» **Record list**
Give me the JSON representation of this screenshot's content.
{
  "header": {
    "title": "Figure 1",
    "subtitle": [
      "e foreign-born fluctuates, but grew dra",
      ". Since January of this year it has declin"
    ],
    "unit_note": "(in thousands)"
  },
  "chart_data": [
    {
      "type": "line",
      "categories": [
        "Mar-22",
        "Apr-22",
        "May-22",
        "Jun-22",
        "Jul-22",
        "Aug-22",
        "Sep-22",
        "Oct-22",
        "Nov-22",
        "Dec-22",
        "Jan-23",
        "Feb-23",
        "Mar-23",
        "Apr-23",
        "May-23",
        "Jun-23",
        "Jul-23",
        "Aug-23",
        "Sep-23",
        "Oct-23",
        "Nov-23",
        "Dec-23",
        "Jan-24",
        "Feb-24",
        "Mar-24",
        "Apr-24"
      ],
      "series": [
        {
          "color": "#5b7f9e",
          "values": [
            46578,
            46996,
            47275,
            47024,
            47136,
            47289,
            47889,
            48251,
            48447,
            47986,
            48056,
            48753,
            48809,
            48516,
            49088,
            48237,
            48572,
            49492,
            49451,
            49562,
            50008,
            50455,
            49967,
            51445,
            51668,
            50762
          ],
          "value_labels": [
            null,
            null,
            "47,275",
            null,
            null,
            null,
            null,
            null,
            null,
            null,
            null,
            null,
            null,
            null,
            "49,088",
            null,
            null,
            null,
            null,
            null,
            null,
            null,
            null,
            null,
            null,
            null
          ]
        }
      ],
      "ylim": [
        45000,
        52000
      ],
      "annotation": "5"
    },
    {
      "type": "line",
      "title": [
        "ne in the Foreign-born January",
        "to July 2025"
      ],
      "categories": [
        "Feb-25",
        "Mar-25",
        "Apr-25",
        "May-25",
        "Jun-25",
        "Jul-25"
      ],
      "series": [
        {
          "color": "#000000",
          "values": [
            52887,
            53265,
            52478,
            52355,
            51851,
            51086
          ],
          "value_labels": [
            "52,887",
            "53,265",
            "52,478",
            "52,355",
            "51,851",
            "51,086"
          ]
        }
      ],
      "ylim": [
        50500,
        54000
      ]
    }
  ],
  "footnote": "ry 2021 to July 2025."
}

» **Directions**
Output every line above without altering anything.

» **Worked answer**
Give me the JSON representation of this screenshot's content.
{
  "header": {
    "title": "Figure 1",
    "subtitle": [
      "e foreign-born fluctuates, but grew dra",
      ". Since January of this year it has declin"
    ],
    "unit_note": "(in thousands)"
  },
  "chart_data": [
    {
      "type": "line",
      "categories": [
        "Mar-22",
        "Apr-22",
        "May-22",
        "Jun-22",
        "Jul-22",
        "Aug-22",
        "Sep-22",
        "Oct-22",
        "Nov-22",
        "Dec-22",
        "Jan-23",
        "Feb-23",
        "Mar-23",
        "Apr-23",
        "May-23",
        "Jun-23",
        "Jul-23",
        "Aug-23",
        "Sep-23",
        "Oct-23",
        "Nov-23",
        "Dec-23",
        "Jan-24",
        "Feb-24",
        "Mar-24",
        "Apr-24"
      ],
      "series": [
        {
          "color": "#5b7f9e",
          "values": [
            46578,
            46996,
            47275,
            47024,
            47136,
            47289,
            47889,
            48251,
            48447,
            47986,
            48056,
            48753,
            48809,
            48516,
            49088,
            48237,
            48572,
            49492,
            49451,
            49562,
            50008,
            50455,
            49967,
            51445,
            51668,
            50762
          ],
          "value_labels": [
            null,
            null,
            "47,275",
            null,
            null,
            null,
            null,
            null,
            null,
            null,
            null,
            null,
            null,
            null,
            "49,088",
            null,
            null,
            null,
            null,
            null,
            null,
            null,
            null,
            null,
            null,
            null
          ]
        }
      ],
      "ylim": [
        45000,
        52000
      ],
      "annotation": "5"
    },
    {
      "type": "line",
      "title": [
        "ne in the Foreign-born January",
        "to July 2025"
      ],
      "categories": [
        "Feb-25",
        "Mar-25",
        "Apr-25",
        "May-25",
        "Jun-25",
        "Jul-25"
      ],
      "series": [
        {
          "color": "#000000",
          "values": [
            52887,
            53265,
            52478,
            52355,
            51851,
            51086
          ],
          "value_labels": [
            "52,887",
            "53,265",
            "52,478",
            "52,355",
            "51,851",
            "51,086"
          ]
        }
      ],
      "ylim": [
        50500,
        54000
      ]
    }
  ],
  "footnote": "ry 2021 to July 2025."
}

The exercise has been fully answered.